What is asked: Can you transcribe, character for character, the data lines from the one containing "bar <box>219 297 260 387</box>" through the one containing "legend-label: Anzahl der", including both of those lines?

Supplied records:
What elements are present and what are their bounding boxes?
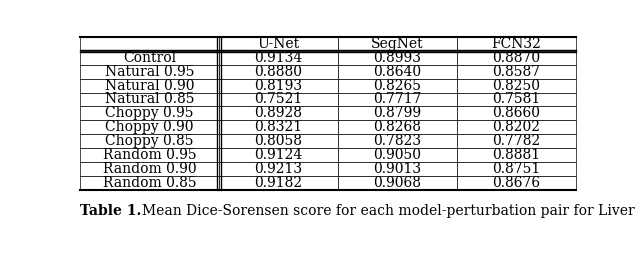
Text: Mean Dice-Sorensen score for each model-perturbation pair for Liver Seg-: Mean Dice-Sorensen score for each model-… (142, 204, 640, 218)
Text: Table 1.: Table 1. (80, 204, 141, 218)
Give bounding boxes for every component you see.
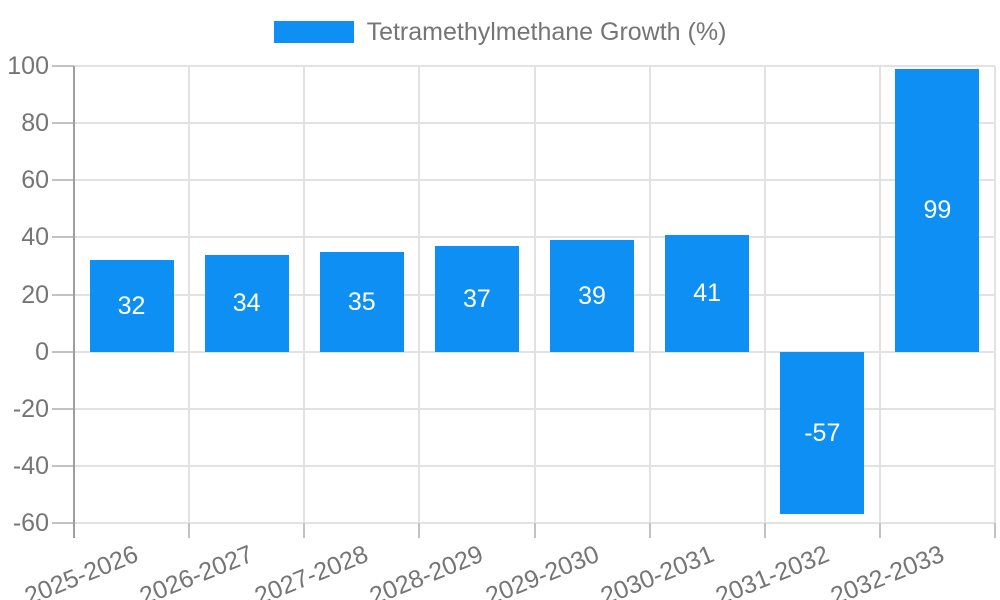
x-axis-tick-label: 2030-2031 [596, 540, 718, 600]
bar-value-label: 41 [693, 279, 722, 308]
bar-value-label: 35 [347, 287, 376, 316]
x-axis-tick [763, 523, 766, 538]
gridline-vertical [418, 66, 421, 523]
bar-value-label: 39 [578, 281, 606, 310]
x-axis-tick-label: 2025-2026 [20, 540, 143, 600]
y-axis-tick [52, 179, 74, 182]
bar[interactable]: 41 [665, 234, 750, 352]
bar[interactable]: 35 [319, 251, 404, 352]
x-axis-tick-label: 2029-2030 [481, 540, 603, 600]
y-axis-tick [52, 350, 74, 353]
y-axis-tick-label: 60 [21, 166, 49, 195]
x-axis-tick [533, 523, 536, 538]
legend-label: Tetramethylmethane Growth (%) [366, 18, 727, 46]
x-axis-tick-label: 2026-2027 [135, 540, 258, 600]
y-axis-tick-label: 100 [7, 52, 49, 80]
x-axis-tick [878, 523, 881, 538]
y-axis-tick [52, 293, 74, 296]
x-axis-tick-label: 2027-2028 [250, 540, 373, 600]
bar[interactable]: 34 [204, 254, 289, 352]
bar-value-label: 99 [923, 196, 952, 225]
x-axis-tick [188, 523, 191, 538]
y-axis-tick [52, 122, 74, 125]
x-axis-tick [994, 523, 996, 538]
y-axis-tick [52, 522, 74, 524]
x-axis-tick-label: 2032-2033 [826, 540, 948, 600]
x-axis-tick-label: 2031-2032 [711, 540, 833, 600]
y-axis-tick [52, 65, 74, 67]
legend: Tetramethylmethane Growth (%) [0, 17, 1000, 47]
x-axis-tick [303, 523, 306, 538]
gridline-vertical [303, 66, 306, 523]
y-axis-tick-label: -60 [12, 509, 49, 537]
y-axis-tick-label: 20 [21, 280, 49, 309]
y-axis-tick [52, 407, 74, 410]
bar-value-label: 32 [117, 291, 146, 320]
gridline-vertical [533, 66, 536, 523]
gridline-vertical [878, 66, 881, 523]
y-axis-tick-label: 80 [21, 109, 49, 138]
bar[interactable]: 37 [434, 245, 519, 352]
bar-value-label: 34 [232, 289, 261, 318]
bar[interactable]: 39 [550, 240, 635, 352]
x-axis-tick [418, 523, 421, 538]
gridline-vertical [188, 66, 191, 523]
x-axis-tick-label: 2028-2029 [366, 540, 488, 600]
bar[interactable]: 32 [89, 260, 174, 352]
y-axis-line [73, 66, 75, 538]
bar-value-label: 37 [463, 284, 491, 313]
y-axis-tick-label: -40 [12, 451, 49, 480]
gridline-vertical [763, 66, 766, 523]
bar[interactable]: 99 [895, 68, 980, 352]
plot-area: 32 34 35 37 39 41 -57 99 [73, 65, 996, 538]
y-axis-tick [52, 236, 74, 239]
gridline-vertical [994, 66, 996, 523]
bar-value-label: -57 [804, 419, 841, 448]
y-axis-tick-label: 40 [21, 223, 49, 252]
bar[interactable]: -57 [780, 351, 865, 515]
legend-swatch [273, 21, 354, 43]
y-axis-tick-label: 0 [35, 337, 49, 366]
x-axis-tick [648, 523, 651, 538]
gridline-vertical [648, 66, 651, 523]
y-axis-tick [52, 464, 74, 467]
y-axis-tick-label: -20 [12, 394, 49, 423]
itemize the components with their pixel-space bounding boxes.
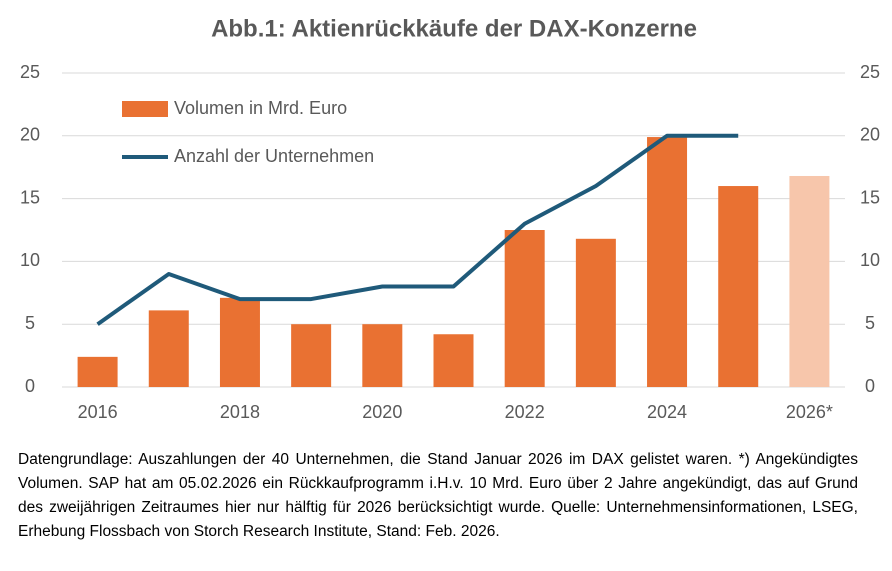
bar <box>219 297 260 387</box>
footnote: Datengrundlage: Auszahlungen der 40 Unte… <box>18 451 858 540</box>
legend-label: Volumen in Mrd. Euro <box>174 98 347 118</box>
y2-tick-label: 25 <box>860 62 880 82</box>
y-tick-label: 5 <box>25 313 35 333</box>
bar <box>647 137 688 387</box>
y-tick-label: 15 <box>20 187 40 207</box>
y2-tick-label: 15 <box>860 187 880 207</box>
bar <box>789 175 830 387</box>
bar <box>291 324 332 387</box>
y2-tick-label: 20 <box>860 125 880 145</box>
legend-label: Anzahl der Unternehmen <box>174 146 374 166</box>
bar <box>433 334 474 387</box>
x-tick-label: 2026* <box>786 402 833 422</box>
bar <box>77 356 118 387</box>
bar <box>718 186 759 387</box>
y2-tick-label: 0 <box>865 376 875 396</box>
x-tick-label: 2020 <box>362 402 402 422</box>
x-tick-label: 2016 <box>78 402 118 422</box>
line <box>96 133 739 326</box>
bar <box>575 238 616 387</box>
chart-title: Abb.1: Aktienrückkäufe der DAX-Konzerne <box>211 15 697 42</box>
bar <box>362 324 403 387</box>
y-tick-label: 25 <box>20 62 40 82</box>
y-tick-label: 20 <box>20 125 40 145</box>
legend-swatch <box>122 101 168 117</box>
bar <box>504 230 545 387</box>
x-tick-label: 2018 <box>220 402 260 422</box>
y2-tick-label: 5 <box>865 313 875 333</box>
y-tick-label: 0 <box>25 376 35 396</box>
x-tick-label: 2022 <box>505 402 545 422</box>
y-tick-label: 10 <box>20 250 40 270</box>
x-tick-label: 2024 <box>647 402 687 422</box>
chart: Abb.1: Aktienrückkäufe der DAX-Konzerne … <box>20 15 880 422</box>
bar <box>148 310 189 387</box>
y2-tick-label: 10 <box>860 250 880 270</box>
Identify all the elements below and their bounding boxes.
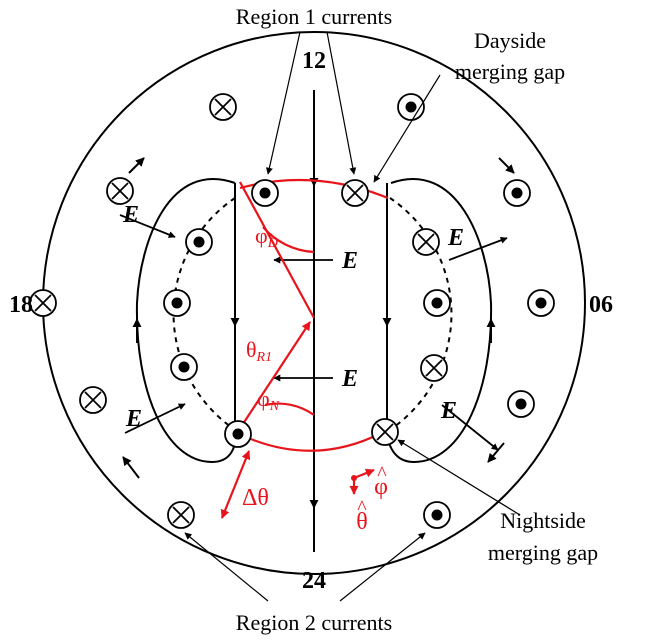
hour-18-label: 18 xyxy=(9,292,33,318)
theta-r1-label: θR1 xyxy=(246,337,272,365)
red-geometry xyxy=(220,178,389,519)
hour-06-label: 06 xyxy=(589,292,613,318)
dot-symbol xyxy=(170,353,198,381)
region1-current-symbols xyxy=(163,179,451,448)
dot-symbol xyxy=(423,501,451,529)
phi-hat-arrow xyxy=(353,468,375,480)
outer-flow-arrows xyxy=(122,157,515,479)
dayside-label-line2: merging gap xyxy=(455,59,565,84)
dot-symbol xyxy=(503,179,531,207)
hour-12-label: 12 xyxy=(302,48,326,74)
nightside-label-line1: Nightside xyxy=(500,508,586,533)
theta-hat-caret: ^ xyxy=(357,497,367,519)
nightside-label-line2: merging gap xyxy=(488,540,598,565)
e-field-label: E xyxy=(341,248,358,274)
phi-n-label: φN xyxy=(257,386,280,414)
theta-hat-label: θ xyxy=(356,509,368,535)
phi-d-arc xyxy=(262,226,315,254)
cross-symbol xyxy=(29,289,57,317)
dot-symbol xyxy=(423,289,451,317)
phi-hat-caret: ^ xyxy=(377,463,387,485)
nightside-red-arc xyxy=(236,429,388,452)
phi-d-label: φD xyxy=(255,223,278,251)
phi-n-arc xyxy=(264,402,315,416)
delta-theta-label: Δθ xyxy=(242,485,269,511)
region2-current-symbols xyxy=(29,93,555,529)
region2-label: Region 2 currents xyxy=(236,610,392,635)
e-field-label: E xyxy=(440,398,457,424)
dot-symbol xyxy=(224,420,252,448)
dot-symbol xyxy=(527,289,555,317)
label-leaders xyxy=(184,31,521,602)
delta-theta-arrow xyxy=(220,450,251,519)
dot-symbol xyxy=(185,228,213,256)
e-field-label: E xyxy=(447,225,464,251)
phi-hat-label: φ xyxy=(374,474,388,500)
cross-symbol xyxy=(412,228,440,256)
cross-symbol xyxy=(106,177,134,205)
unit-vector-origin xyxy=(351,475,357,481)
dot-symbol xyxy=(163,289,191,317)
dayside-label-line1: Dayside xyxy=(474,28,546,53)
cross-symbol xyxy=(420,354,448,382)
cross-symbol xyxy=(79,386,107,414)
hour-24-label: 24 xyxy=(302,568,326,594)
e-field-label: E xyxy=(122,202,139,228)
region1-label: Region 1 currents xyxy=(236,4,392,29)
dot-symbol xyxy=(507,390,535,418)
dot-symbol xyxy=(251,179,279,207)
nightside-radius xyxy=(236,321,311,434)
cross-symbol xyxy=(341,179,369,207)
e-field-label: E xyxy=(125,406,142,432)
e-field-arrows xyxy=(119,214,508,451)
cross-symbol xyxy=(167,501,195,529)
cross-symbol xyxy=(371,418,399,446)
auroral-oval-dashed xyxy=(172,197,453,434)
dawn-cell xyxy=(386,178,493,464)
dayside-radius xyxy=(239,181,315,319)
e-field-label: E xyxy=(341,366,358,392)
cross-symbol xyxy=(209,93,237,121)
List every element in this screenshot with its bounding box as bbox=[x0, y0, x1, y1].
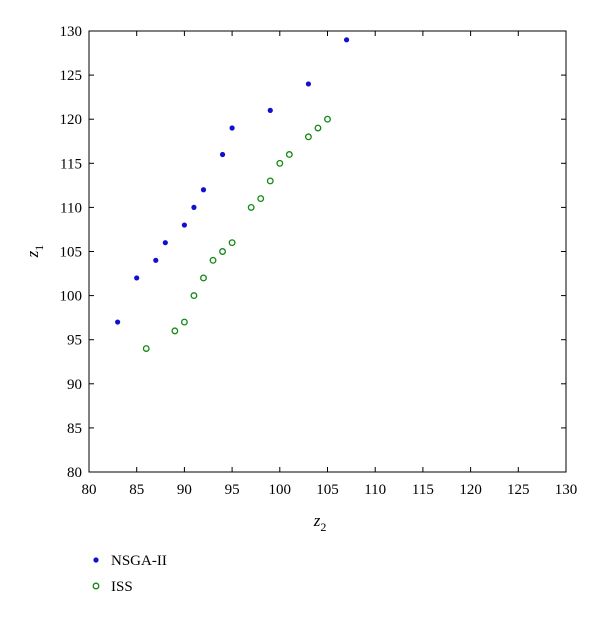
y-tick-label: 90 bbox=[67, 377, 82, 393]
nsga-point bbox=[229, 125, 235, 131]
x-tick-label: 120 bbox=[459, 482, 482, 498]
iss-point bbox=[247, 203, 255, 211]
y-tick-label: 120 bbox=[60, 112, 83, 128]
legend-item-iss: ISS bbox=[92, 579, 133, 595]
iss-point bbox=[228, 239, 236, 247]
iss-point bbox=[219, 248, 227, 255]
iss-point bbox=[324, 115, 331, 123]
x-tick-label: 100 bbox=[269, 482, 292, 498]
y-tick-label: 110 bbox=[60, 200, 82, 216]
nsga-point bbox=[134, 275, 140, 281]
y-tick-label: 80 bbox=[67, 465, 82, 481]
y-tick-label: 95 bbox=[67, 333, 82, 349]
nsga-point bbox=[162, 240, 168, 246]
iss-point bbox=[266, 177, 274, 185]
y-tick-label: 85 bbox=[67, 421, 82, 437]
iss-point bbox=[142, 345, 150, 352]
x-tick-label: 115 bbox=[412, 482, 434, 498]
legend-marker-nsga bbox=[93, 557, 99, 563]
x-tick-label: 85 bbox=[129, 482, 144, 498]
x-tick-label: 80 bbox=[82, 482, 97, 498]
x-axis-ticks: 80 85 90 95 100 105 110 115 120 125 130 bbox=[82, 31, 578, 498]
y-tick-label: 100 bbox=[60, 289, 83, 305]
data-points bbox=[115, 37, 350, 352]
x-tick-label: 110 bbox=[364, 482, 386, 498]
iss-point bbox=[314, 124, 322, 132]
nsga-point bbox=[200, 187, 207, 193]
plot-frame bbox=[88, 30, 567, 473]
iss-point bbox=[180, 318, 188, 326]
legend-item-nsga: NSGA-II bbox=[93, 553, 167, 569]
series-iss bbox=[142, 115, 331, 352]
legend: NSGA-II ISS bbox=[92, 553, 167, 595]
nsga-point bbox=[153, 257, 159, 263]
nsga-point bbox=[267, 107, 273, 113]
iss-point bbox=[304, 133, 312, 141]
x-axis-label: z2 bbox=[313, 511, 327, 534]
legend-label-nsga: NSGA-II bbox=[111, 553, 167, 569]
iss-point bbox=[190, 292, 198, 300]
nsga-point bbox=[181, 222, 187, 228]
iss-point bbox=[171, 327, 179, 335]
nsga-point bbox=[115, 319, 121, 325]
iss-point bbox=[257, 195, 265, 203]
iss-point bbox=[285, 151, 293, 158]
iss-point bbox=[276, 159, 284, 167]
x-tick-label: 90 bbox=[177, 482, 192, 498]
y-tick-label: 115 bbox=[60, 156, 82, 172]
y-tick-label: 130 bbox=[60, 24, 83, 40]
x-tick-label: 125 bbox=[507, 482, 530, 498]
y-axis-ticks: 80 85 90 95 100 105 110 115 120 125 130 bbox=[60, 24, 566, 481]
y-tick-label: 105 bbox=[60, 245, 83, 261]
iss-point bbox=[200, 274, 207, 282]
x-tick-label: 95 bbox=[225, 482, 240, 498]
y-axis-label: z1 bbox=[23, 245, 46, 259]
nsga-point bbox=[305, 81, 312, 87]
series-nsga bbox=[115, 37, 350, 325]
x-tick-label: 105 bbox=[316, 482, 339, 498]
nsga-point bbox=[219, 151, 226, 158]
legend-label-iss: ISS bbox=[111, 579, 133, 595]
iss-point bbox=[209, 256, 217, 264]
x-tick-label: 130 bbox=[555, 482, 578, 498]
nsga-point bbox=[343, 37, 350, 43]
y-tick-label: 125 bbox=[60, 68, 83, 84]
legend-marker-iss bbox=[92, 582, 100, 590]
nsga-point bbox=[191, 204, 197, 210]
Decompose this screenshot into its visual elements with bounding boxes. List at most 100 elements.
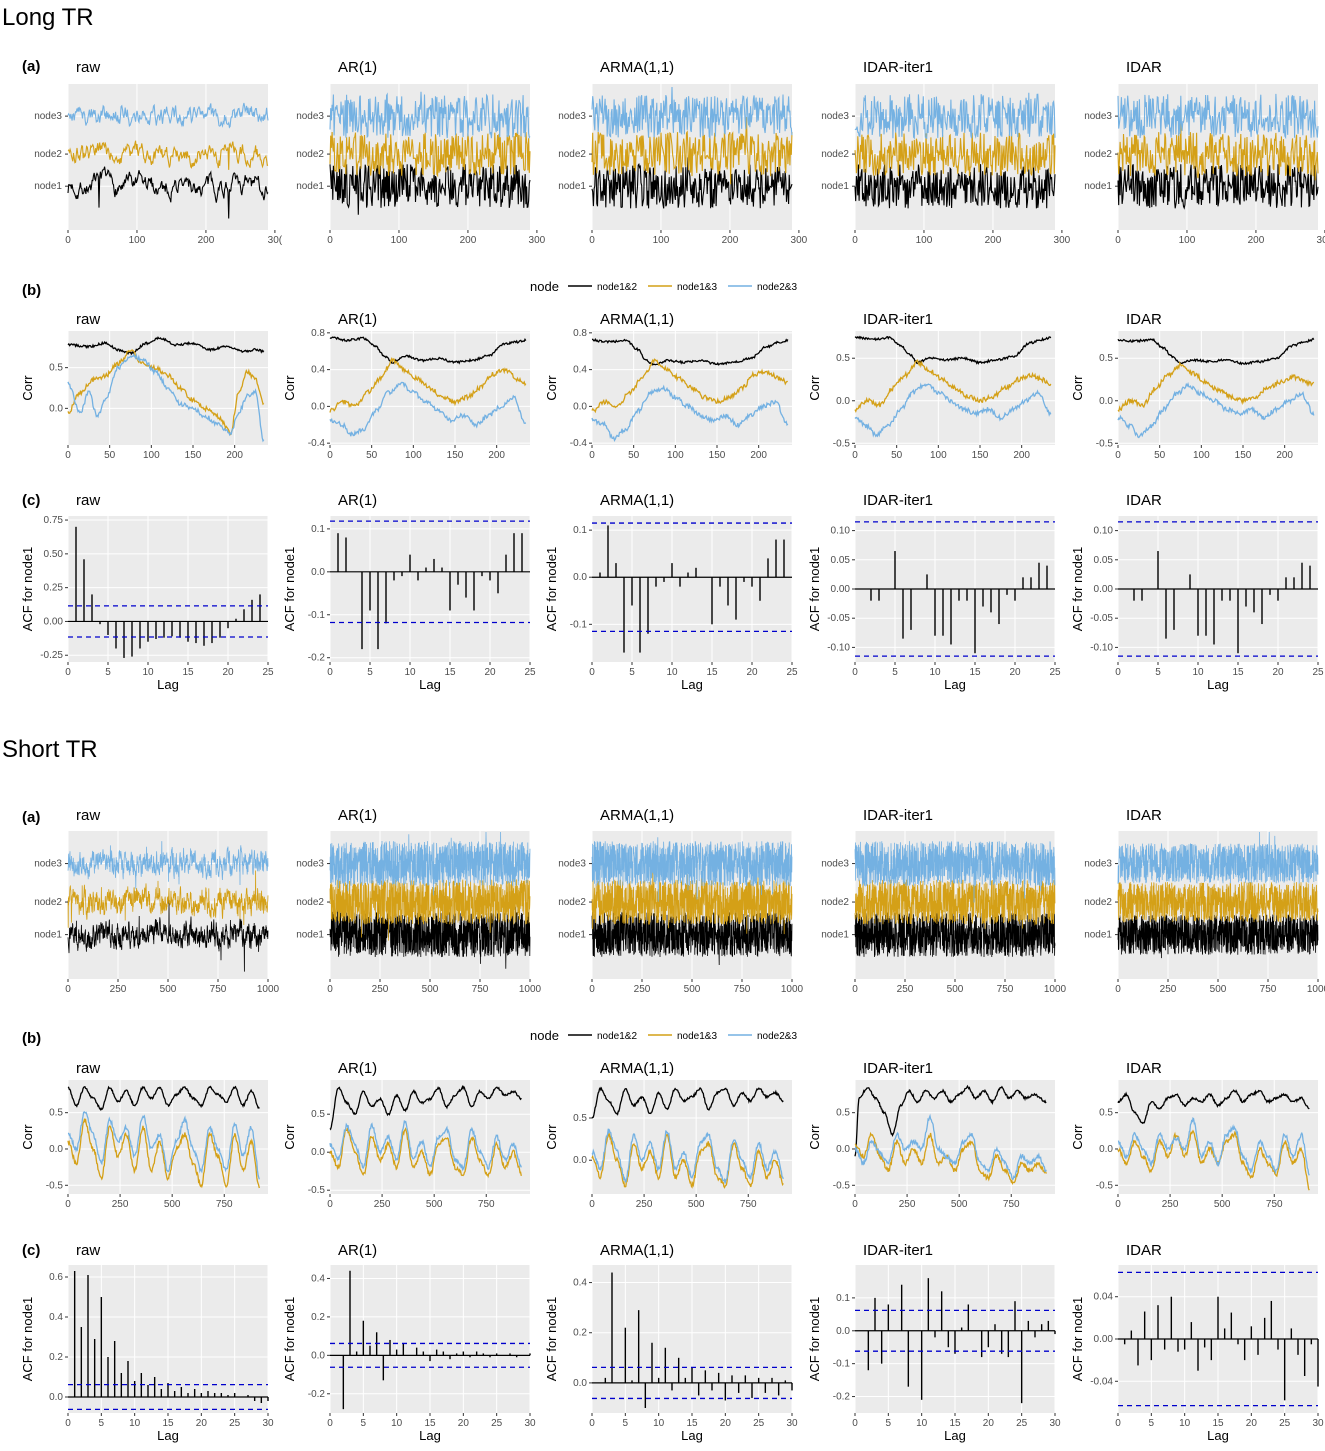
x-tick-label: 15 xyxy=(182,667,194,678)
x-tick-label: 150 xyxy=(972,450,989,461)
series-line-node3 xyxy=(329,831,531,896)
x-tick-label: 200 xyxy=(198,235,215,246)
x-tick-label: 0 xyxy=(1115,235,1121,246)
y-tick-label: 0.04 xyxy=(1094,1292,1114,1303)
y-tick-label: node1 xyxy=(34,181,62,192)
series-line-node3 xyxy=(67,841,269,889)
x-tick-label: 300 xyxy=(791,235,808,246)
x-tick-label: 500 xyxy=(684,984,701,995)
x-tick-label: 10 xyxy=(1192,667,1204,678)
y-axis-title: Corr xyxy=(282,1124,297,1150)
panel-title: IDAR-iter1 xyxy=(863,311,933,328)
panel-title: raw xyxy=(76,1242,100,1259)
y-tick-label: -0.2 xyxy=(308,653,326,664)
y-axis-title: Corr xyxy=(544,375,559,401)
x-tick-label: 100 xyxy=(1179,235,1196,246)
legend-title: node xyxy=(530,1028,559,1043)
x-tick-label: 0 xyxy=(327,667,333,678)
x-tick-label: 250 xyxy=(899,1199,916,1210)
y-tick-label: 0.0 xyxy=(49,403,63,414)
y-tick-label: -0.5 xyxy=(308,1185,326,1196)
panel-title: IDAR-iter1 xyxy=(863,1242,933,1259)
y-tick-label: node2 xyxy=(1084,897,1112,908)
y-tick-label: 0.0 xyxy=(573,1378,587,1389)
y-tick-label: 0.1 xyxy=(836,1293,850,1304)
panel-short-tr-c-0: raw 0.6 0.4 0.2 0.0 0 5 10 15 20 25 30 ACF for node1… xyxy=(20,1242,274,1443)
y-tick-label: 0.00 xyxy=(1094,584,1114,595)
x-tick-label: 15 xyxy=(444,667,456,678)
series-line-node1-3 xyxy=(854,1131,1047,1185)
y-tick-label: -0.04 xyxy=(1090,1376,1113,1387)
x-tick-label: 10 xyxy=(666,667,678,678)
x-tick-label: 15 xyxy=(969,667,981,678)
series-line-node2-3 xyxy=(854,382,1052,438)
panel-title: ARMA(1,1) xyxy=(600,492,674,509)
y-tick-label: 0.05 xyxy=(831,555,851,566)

Problem solution:
bar <box>219 297 260 387</box>
footnote: Datengrundlage: Auszahlungen der 40 Unte… <box>18 451 858 540</box>
legend-label: Volumen in Mrd. Euro <box>174 98 347 118</box>
y2-tick-label: 25 <box>860 62 880 82</box>
y-tick-label: 5 <box>25 313 35 333</box>
bar <box>647 137 688 387</box>
y-tick-label: 15 <box>20 187 40 207</box>
y2-tick-label: 15 <box>860 187 880 207</box>
bar <box>789 175 830 387</box>
bar <box>291 324 332 387</box>
y2-tick-label: 20 <box>860 125 880 145</box>
legend-label: Anzahl der Unternehmen <box>174 146 374 166</box>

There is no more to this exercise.